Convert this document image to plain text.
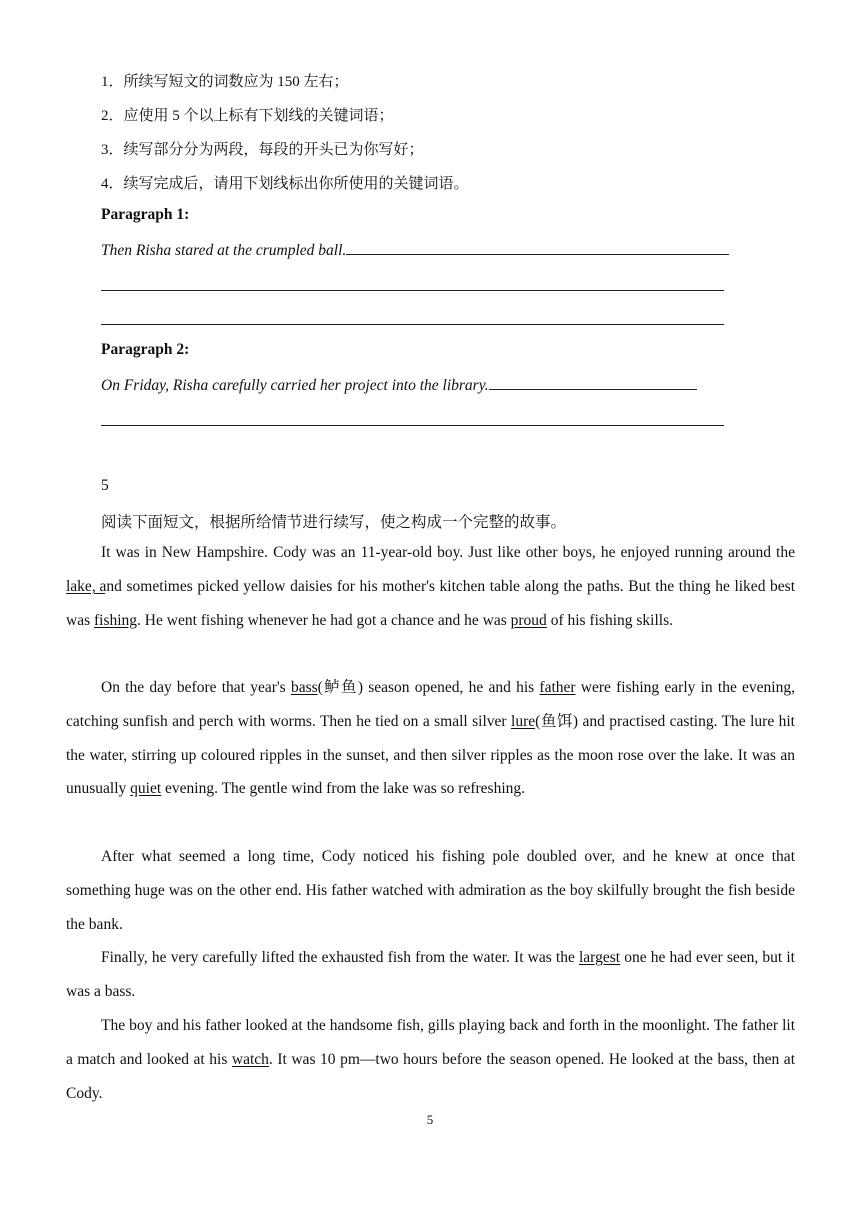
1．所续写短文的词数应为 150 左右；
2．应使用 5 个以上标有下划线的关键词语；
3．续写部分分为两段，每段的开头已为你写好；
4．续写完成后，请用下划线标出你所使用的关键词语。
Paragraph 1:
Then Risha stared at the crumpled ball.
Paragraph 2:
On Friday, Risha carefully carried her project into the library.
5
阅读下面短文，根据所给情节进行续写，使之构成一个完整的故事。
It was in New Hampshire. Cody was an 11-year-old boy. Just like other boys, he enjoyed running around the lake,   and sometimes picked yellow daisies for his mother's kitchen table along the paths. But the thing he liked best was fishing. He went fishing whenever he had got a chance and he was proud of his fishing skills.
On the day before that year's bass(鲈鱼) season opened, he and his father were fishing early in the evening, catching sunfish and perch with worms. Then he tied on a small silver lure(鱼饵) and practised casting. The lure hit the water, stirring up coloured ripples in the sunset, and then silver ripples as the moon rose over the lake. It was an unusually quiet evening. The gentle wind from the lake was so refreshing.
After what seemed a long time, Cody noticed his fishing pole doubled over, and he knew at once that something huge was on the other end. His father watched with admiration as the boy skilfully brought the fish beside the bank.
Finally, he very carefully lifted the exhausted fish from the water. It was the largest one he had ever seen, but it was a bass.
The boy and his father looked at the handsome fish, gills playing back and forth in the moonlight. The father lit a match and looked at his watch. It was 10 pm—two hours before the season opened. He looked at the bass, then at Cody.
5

==========

Task goal
Using the entries above, find all lines with "Risha". Copy them.

Exercise output
Then Risha stared at the crumpled ball.
On Friday, Risha carefully carried her project into the library.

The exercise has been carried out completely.